**Exercise directions:** Reproduce all of the data exactly, with no line skipped.

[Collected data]
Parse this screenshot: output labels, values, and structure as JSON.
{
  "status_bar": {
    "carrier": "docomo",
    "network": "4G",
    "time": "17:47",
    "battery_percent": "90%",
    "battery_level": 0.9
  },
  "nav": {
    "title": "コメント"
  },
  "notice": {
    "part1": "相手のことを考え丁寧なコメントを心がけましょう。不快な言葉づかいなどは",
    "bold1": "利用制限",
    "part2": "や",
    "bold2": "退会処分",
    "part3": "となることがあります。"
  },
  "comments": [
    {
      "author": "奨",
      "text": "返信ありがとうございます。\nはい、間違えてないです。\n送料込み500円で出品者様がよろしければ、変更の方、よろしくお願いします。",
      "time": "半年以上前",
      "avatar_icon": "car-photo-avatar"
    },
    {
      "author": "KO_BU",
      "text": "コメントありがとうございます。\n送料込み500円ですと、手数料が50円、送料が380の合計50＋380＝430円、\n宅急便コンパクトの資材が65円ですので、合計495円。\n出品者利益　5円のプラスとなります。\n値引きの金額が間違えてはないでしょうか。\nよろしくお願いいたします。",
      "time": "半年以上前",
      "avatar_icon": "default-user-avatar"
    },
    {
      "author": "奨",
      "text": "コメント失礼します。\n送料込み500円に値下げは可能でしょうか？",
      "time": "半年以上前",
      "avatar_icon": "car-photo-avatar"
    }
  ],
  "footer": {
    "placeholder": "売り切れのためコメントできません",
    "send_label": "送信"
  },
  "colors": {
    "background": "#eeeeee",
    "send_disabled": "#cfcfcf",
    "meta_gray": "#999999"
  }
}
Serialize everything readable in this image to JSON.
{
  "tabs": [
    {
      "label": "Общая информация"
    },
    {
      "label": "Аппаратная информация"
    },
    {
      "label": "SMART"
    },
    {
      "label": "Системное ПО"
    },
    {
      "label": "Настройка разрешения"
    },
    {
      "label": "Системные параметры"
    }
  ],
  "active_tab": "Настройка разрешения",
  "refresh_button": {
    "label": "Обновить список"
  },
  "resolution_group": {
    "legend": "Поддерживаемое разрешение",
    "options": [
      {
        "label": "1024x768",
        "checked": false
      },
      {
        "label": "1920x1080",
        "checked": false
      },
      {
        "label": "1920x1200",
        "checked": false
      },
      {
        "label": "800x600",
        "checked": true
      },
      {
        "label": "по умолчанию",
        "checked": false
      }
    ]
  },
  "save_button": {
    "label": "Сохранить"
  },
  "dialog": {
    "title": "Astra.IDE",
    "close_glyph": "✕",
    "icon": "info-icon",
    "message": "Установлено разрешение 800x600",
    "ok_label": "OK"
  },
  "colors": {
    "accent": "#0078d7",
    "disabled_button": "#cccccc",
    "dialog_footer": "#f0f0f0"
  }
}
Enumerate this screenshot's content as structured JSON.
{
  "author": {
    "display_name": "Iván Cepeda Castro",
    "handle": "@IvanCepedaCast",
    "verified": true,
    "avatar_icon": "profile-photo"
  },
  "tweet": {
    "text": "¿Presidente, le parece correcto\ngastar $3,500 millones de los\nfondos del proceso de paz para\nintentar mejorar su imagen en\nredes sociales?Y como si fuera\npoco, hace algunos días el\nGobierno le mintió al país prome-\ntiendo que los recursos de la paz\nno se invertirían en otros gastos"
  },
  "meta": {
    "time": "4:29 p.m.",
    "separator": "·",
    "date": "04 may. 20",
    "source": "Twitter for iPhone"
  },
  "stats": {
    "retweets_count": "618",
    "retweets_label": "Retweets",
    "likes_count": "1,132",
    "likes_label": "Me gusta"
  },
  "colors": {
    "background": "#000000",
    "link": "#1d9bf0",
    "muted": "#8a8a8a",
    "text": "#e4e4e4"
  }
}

**Completed exercise:**
Parse this screenshot: output labels, values, and structure as JSON.
{
  "status_bar": {
    "carrier": "docomo",
    "network": "4G",
    "time": "17:47",
    "battery_percent": "90%",
    "battery_level": 0.9
  },
  "nav": {
    "title": "コメント"
  },
  "notice": {
    "part1": "相手のことを考え丁寧なコメントを心がけましょう。不快な言葉づかいなどは",
    "bold1": "利用制限",
    "part2": "や",
    "bold2": "退会処分",
    "part3": "となることがあります。"
  },
  "comments": [
    {
      "author": "奨",
      "text": "返信ありがとうございます。\nはい、間違えてないです。\n送料込み500円で出品者様がよろしければ、変更の方、よろしくお願いします。",
      "time": "半年以上前",
      "avatar_icon": "car-photo-avatar"
    },
    {
      "author": "KO_BU",
      "text": "コメントありがとうございます。\n送料込み500円ですと、手数料が50円、送料が380の合計50＋380＝430円、\n宅急便コンパクトの資材が65円ですので、合計495円。\n出品者利益　5円のプラスとなります。\n値引きの金額が間違えてはないでしょうか。\nよろしくお願いいたします。",
      "time": "半年以上前",
      "avatar_icon": "default-user-avatar"
    },
    {
      "author": "奨",
      "text": "コメント失礼します。\n送料込み500円に値下げは可能でしょうか？",
      "time": "半年以上前",
      "avatar_icon": "car-photo-avatar"
    }
  ],
  "footer": {
    "placeholder": "売り切れのためコメントできません",
    "send_label": "送信"
  },
  "colors": {
    "background": "#eeeeee",
    "send_disabled": "#cfcfcf",
    "meta_gray": "#999999"
  }
}
Serialize everything readable in this image to JSON.
{
  "tabs": [
    {
      "label": "Общая информация"
    },
    {
      "label": "Аппаратная информация"
    },
    {
      "label": "SMART"
    },
    {
      "label": "Системное ПО"
    },
    {
      "label": "Настройка разрешения"
    },
    {
      "label": "Системные параметры"
    }
  ],
  "active_tab": "Настройка разрешения",
  "refresh_button": {
    "label": "Обновить список"
  },
  "resolution_group": {
    "legend": "Поддерживаемое разрешение",
    "options": [
      {
        "label": "1024x768",
        "checked": false
      },
      {
        "label": "1920x1080",
        "checked": false
      },
      {
        "label": "1920x1200",
        "checked": false
      },
      {
        "label": "800x600",
        "checked": true
      },
      {
        "label": "по умолчанию",
        "checked": false
      }
    ]
  },
  "save_button": {
    "label": "Сохранить"
  },
  "dialog": {
    "title": "Astra.IDE",
    "close_glyph": "✕",
    "icon": "info-icon",
    "message": "Установлено разрешение 800x600",
    "ok_label": "OK"
  },
  "colors": {
    "accent": "#0078d7",
    "disabled_button": "#cccccc",
    "dialog_footer": "#f0f0f0"
  }
}
Enumerate this screenshot's content as structured JSON.
{
  "author": {
    "display_name": "Iván Cepeda Castro",
    "handle": "@IvanCepedaCast",
    "verified": true,
    "avatar_icon": "profile-photo"
  },
  "tweet": {
    "text": "¿Presidente, le parece correcto\ngastar $3,500 millones de los\nfondos del proceso de paz para\nintentar mejorar su imagen en\nredes sociales?Y como si fuera\npoco, hace algunos días el\nGobierno le mintió al país prome-\ntiendo que los recursos de la paz\nno se invertirían en otros gastos"
  },
  "meta": {
    "time": "4:29 p.m.",
    "separator": "·",
    "date": "04 may. 20",
    "source": "Twitter for iPhone"
  },
  "stats": {
    "retweets_count": "618",
    "retweets_label": "Retweets",
    "likes_count": "1,132",
    "likes_label": "Me gusta"
  },
  "colors": {
    "background": "#000000",
    "link": "#1d9bf0",
    "muted": "#8a8a8a",
    "text": "#e4e4e4"
  }
}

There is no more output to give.